Scan the listing and copy each line where the word "text" is present.

→ **Data in this exercise**

>>>

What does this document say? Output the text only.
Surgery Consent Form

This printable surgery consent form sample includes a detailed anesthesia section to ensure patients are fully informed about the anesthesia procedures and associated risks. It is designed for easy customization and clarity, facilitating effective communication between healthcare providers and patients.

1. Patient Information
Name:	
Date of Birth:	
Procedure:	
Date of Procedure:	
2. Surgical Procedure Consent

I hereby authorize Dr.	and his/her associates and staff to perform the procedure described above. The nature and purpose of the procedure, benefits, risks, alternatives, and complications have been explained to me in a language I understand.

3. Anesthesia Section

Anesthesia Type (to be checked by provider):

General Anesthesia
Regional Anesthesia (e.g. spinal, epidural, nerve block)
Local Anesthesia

<<<
>>>

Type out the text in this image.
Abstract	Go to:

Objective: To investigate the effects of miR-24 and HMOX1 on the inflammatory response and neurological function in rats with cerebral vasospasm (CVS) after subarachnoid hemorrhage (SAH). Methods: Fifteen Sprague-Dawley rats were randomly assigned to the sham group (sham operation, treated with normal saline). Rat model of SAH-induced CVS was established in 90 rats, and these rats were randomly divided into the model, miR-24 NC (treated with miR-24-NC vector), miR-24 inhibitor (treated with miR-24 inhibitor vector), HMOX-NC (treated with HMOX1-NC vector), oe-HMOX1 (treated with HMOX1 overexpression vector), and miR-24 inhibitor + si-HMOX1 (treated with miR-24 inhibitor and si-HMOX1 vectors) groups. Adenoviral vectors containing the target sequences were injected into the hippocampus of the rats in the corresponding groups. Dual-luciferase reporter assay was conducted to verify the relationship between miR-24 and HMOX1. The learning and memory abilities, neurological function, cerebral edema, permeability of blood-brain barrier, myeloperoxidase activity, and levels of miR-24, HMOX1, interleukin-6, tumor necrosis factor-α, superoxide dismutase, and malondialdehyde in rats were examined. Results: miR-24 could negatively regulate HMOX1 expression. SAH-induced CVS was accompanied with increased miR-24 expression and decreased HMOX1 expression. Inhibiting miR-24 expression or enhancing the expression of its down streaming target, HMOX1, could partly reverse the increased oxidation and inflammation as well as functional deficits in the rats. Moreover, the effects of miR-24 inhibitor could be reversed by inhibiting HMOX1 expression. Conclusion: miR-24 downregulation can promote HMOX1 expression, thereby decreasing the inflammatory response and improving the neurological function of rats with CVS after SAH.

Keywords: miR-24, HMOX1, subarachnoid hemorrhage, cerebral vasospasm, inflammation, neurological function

<<<

→ **Output**
What does this document say? Output the text only.
Type out the text in this image.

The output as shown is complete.